> _SHORT PROBLEM_:
Gather all lines in the entries below that include the word "name".

> _RECORD EXCERPTS_:
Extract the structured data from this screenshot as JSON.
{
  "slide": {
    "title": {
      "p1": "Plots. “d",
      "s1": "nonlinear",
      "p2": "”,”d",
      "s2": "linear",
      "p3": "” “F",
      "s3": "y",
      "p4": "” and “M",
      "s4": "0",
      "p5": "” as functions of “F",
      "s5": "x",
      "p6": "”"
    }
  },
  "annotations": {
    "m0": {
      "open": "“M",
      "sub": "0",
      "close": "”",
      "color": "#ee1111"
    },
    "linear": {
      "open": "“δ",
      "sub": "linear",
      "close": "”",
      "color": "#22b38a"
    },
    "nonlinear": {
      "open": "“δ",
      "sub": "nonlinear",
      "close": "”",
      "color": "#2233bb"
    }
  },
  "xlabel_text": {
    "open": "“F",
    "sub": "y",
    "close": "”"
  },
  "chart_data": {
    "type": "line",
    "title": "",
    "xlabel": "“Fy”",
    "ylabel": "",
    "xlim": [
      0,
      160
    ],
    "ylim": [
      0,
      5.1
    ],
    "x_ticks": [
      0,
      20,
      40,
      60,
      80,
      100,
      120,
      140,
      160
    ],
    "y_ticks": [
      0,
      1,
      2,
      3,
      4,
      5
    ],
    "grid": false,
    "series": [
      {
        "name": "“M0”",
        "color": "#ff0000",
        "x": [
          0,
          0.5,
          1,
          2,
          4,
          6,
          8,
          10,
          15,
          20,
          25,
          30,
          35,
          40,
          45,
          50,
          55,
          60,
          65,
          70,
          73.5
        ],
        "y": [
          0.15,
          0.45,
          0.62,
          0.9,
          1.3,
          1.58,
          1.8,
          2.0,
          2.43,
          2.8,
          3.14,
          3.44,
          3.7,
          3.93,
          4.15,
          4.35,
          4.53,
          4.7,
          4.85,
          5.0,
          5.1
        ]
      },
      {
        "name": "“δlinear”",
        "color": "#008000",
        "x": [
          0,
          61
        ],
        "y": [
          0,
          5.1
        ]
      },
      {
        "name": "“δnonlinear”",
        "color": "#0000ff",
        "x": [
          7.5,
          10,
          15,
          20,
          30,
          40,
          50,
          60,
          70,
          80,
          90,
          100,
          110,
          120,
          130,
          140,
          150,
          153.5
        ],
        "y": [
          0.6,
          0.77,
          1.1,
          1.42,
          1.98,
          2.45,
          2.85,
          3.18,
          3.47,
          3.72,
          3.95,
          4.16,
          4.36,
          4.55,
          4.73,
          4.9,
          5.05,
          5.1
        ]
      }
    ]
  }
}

> _THE COMPLETED TASK_:
        "name": "“M0”",
        "name": "“δlinear”",
        "name": "“δnonlinear”",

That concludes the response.